• **PROBLEM DESCRIPTION**: Name every person mentioned by name in the article about the KCR-Stalin meeting.

• **SOURCE TEXT**:
Exclusive : Inside the KCR-Stalin meeting

“On 23rd and 24th of May, after the results come out, do not say a word. Kindly wait till I come back to you.”

This was the request made by K Chandrasekhar Rao to MK Stalin during the five-minute long one-on-one the Telangana chief minister and the DMK president had with each other. During the rest of the 65 minutes of KCR’s meeting at Stalin’s residence in Chennai, the two leaders were joined by senior DMK leaders, TR Baalu and Durai Murugan and TRS MPs, B Vinod Kumar and J Santhosh. 

What exactly transpired during the much-hyped meeting that was seen an attempt by KCR to wean Stalin away from the Congress? 

Filter Kaapi has learnt that both KCR and Stalin agreed that no party will get a clear majority in the next Lok Sabha and that in terms of numbers, there won’t be much to separate between the NDA and the UPA. Stalin urged KCR to support Congress, arguing that another term for the BJP is not in anyone’s interest. 

But while KCR reportedly did not object to the proposal, he was on a larger point through out the meeting.

“Regional parties should be powerful. We should work as a group. The national parties cannot throw ministries like crumbs at us. That is how Delhi functions, we need to change that,” KCR said.

• **DATA SEGMENT**:
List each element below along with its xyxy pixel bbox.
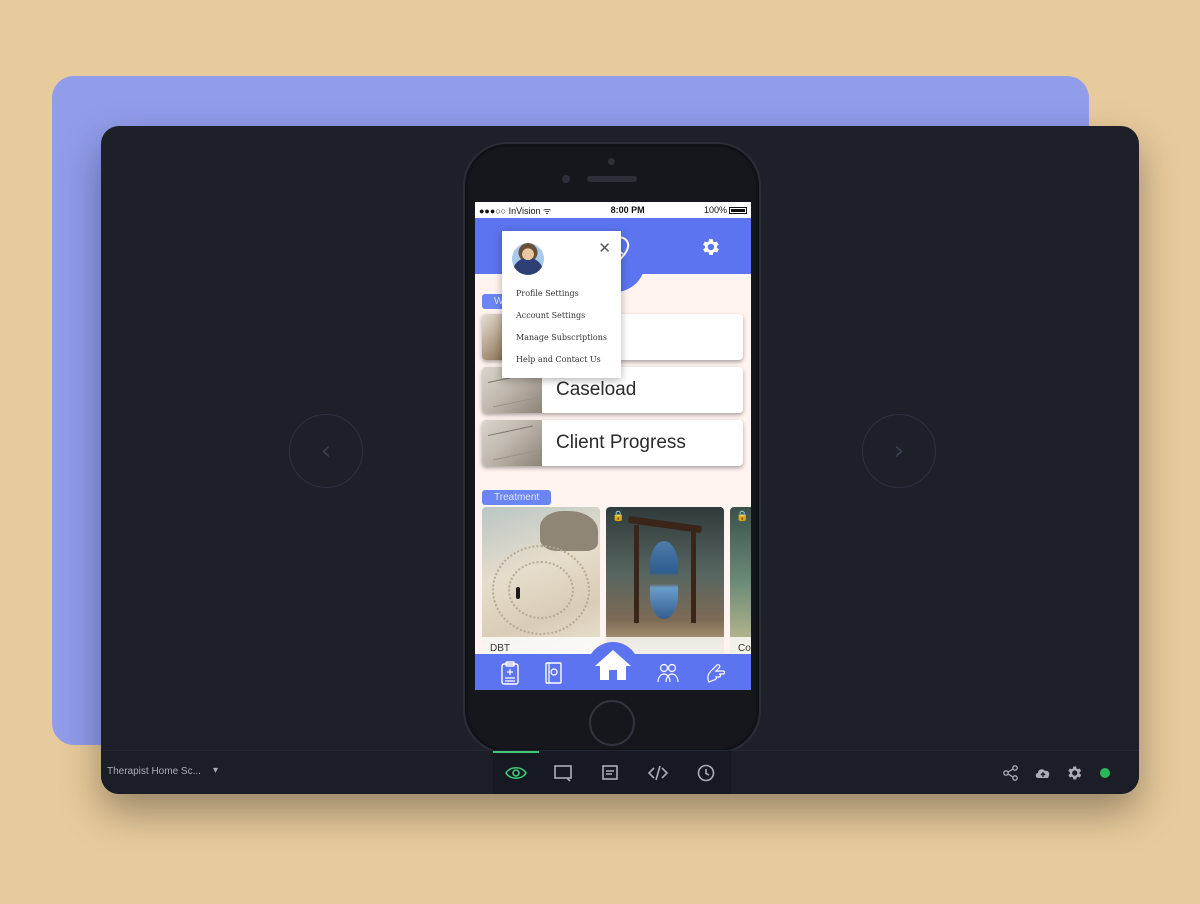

• **SOLUTION TO THE PROBLEM**:
K Chandrasekhar Rao (KCR)
MK Stalin
TR Baalu
Durai Murugan
B Vinod Kumar
J Santhosh